## begin Data entries

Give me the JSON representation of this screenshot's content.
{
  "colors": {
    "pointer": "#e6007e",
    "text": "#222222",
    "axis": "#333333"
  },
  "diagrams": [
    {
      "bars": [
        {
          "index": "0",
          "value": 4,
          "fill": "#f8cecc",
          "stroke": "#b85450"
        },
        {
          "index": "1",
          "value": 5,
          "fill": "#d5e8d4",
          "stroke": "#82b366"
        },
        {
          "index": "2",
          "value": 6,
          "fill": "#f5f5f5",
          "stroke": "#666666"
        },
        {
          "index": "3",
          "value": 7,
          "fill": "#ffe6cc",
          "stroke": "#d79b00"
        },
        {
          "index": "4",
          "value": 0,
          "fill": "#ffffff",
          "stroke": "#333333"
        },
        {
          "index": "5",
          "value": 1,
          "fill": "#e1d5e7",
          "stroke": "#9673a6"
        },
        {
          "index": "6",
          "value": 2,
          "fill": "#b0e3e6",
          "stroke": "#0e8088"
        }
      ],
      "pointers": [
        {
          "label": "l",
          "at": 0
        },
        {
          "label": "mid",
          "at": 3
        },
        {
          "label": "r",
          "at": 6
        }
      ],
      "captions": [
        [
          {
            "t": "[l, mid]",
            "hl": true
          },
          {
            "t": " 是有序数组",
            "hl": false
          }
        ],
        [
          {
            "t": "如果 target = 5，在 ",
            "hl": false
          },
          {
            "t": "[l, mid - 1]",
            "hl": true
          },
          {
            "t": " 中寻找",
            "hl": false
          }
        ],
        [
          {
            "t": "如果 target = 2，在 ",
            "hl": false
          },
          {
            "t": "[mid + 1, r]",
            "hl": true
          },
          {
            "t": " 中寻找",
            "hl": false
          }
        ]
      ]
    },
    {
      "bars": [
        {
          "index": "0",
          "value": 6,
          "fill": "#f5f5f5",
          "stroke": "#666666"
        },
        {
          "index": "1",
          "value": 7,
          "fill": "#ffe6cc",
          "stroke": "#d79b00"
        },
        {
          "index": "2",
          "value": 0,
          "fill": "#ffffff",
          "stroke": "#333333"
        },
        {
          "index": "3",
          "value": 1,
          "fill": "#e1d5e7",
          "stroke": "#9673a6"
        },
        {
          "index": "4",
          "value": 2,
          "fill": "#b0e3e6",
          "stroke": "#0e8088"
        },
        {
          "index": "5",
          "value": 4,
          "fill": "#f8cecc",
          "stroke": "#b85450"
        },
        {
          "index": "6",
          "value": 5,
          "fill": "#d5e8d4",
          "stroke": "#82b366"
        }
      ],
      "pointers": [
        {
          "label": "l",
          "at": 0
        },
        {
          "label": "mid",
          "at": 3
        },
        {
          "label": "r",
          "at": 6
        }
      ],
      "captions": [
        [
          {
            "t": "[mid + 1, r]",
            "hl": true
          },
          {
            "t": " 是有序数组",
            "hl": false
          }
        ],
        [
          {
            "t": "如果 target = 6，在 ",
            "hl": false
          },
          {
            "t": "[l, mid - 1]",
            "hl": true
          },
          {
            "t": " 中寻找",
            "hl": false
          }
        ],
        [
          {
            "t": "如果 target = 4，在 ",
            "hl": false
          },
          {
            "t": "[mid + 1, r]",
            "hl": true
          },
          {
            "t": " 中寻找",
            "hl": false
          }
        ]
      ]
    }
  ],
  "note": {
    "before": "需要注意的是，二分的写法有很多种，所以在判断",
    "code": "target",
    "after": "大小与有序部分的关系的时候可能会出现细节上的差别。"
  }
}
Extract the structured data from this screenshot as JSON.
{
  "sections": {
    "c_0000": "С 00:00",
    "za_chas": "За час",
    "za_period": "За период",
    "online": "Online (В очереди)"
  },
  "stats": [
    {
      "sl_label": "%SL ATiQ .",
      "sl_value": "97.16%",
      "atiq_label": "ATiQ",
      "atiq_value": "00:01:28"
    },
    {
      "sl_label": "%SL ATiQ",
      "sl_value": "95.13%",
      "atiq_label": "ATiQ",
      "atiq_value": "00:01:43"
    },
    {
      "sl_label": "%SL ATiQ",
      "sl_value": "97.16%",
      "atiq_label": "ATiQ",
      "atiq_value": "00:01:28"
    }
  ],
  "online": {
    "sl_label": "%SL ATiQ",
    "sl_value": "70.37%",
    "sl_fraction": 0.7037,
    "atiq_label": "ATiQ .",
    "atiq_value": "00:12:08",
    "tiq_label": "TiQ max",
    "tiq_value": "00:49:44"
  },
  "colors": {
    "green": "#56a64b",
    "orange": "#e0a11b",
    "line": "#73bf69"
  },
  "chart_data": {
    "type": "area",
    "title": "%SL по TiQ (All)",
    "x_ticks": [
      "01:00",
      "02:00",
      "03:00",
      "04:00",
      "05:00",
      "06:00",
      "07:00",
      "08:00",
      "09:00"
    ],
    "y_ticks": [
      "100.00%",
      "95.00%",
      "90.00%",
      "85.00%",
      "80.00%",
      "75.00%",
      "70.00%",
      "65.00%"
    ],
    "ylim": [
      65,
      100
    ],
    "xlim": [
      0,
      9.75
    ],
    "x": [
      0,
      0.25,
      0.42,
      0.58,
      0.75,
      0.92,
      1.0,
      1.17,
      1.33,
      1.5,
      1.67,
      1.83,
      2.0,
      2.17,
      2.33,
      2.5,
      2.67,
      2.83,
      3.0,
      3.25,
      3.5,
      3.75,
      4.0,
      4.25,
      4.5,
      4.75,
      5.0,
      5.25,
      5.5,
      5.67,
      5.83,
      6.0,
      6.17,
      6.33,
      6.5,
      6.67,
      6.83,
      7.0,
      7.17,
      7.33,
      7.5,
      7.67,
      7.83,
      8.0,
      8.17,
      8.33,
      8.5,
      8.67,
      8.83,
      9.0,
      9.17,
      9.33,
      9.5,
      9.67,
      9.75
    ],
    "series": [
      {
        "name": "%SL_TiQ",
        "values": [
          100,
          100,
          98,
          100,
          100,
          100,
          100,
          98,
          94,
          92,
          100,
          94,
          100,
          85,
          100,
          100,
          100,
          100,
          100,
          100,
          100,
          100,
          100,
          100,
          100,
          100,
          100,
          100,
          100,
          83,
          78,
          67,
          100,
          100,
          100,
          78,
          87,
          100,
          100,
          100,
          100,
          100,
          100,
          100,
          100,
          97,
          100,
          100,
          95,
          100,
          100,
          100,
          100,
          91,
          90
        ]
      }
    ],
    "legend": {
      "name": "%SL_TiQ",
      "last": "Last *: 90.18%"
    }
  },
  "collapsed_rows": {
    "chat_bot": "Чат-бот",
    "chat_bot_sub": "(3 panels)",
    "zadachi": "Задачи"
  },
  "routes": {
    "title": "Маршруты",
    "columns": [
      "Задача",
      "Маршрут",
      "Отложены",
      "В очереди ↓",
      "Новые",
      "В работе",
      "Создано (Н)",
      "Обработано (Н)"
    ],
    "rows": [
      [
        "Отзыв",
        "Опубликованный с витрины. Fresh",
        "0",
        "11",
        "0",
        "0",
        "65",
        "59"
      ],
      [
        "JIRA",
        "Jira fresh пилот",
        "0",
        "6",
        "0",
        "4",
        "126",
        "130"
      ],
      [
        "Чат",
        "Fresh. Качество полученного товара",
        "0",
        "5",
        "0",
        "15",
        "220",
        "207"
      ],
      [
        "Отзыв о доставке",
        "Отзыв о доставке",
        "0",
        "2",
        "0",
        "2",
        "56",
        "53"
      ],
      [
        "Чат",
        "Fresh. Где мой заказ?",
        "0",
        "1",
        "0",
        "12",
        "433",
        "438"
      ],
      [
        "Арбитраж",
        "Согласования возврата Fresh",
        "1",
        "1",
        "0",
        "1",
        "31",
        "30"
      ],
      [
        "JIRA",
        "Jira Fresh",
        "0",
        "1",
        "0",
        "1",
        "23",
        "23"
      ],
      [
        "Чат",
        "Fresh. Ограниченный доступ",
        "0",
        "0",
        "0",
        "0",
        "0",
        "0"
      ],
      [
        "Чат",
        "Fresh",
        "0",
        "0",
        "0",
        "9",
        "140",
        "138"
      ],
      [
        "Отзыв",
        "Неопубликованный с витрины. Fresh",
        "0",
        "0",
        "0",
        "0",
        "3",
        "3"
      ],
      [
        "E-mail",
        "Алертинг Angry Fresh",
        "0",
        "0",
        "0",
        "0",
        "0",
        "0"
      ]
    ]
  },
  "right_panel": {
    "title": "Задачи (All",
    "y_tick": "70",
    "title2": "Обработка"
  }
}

## end Data entries

> [Aim of the task] From the entries above, copy every line containing the word "this".

> [In response]
Give me the JSON representation of this screenshot's content.
Extract the structured data from this screenshot as JSON.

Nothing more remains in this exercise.